##### Dataset rows #####

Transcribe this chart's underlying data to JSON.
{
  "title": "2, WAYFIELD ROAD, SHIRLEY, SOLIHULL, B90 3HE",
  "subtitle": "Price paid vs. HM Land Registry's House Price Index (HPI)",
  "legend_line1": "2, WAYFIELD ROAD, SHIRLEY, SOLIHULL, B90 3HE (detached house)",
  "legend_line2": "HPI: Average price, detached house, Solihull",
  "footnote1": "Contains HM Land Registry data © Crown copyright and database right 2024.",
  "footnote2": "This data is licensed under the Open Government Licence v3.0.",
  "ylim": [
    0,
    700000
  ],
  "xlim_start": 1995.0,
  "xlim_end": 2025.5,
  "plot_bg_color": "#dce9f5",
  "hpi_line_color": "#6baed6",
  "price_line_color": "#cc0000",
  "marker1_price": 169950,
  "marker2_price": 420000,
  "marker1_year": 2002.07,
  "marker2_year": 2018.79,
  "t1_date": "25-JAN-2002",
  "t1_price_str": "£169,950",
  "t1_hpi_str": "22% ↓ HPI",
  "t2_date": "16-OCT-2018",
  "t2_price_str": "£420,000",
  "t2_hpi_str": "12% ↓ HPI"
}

#####

» **What is required**
Return each line that includes "ROAD".

» **Expected answer**
  "title": "2, WAYFIELD ROAD, SHIRLEY, SOLIHULL, B90 3HE",
  "legend_line1": "2, WAYFIELD ROAD, SHIRLEY, SOLIHULL, B90 3HE (detached house)",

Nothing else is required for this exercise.